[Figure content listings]

------------------------------------------------

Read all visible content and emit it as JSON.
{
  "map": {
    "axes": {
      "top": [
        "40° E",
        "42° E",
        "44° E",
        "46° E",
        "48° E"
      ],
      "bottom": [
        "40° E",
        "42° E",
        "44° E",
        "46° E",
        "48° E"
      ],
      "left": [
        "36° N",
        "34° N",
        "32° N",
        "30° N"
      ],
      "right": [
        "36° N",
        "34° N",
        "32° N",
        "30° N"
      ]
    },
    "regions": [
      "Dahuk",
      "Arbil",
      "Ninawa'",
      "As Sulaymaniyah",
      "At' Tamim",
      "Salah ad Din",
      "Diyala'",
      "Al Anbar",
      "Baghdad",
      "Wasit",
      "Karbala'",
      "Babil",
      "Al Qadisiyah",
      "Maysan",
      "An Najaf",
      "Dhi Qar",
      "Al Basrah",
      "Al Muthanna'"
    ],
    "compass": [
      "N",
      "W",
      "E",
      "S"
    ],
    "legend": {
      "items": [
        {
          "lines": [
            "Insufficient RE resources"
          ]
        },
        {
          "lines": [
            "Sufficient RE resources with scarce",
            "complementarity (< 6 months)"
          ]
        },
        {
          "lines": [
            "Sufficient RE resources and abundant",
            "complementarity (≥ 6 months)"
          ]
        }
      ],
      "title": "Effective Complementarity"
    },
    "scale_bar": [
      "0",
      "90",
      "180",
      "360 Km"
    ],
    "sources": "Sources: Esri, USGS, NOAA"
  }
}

------------------------------------------------

## Task description
Every line of the listing that holds "months" should be found and copied.

## Task output
            "complementarity (< 6 months)"
            "complementarity (≥ 6 months)"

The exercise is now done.